1.4 Appendix 4: Optimization of \(\beta \)

In order to maximize the lower bound \(\tilde{{\mathcal {L}}}\left( R(\cdot ); Y, \beta \right) \), we isolate the terms in (10) that depend on \(\beta \) and add Lagrange multipliers to satisfy the constraints \(\sum _{v=1}^{V}\beta _{kv}=1,\forall k\)

$$\begin{aligned} \tilde{{\mathcal {L}}}_{\beta }= & {} \sum _{i \ne j}^{M}A_{ij}\sum _{d=1}^{D_{ij}}\sum _{n=1}^{N_{ij}^{dn}}\sum _{k=1}^{K}\phi _{ij}^{dnk}\sum _{v=1}^{V}W_{ij}^{dnv}\log \beta _{kv}\\&+ \sum _{k=1}^{K}\lambda _{k}\left( \sum _{v=1}^{V}\beta _{kv}-1\right) . \end{aligned}$$

Setting the derivative, with respect to \(\beta _{kv}\), to zero, we find

$$\begin{aligned} \beta _{kv}\propto \sum _{i \ne j}^{M}A_{ij}\sum _{d=1}^{D_{ij}}\sum _{n=1}^{N_{ij}^{dn}}\phi _{ij}^{dnk}W_{ij}^{dnv}. \end{aligned}$$

1.5 Appendix 5: Optimization of \(\rho \)

Only the distribution \(p(Y|\rho )\) in the complete data log-likelihood \(\log p(A, Y|\rho , \pi )\) depends on the parameter vector \(\rho \) of cluster proportions. Taking the log and adding a Lagrange multiplier to satisfy the constraint \(\sum _{q=1}^{Q}\rho _{q}=1\), we have

$$\begin{aligned} \log p(Y|\rho ) = \sum _{i=1}^{M}\sum _{q=1}^{Q}Y_{iq}\log \rho _{q}. \end{aligned}$$

Taking the derivative with respect \(\rho \) to zero, we find

$$\begin{aligned} \rho _{q} \propto \sum _{i=1}^{M}Y_{iq}. \end{aligned}$$

1.6 Appendix 6: Optimization of \(\pi \)

### Provided records
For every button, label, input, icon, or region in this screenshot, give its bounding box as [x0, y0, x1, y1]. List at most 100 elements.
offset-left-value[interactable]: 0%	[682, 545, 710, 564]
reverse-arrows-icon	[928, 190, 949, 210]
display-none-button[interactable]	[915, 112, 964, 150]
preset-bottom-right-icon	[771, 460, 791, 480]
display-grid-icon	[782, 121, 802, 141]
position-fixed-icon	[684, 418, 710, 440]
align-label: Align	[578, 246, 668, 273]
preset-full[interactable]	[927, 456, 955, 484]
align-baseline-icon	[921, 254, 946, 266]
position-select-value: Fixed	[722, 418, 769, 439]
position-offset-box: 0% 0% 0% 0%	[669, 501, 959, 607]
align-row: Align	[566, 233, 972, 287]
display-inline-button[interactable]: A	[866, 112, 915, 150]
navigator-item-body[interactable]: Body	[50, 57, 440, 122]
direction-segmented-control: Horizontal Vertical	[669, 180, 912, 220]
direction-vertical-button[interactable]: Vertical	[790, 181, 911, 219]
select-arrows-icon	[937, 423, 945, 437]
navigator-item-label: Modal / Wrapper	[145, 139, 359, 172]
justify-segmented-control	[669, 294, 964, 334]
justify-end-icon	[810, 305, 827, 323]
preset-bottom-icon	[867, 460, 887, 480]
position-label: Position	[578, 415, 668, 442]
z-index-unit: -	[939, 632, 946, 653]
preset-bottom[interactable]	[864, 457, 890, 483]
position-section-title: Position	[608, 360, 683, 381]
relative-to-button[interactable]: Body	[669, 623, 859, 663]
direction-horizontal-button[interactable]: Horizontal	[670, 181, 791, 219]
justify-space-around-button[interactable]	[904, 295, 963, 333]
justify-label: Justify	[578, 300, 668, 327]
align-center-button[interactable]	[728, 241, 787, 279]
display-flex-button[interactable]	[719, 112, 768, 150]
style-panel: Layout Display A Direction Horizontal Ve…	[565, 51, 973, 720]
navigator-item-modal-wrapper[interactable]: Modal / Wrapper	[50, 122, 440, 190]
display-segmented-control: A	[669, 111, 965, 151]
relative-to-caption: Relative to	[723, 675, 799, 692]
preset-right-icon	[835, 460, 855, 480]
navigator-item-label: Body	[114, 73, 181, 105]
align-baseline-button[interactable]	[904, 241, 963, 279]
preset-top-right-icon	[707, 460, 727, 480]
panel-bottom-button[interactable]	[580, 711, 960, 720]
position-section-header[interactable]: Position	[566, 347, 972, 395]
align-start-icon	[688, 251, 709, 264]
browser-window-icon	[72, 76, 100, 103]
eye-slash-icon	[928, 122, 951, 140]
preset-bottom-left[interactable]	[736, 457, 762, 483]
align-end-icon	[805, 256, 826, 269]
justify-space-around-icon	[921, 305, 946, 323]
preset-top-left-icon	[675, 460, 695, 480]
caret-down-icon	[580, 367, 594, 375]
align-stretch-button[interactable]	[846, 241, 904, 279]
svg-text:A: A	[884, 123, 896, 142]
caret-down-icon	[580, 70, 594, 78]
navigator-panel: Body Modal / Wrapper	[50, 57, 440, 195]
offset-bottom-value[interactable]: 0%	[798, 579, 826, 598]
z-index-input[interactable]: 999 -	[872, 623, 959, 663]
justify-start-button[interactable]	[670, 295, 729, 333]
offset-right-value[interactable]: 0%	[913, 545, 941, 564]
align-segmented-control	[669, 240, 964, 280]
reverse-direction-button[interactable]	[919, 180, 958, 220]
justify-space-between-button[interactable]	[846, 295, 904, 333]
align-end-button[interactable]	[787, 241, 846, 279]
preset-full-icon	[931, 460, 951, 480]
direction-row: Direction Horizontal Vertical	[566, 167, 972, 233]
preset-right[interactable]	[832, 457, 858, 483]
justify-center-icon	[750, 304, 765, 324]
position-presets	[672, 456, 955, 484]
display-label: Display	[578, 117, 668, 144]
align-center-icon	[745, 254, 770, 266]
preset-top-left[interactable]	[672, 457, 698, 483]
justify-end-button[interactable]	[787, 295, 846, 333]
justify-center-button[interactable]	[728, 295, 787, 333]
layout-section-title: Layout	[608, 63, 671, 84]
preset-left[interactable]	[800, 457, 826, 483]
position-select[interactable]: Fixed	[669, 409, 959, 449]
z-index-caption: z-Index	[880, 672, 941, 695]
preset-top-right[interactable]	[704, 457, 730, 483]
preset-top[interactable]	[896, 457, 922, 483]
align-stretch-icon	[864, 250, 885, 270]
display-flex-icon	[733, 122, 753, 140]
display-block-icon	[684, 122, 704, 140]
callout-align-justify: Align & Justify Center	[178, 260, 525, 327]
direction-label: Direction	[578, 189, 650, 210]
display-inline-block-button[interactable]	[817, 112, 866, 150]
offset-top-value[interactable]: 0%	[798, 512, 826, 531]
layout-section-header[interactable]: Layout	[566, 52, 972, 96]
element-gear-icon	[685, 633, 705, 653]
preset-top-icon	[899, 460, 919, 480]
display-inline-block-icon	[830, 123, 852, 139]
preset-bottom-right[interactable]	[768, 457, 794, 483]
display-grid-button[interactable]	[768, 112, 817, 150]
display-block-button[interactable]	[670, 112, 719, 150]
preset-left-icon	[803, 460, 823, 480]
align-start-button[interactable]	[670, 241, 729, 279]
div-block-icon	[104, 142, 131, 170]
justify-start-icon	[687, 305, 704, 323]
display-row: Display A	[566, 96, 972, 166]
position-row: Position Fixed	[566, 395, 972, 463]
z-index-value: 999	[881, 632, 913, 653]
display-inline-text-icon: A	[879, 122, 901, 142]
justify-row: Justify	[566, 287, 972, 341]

### Given exercise
Reproduce the optimization appendix word for word, from "Taking the derivative" to "Optimization of \(\pi \)".

### Finished exercise
Taking the derivative with respect \(\rho \) to zero, we find

$$\begin{aligned} \rho _{q} \propto \sum _{i=1}^{M}Y_{iq}. \end{aligned}$$

1.6 Appendix 6: Optimization of \(\pi \)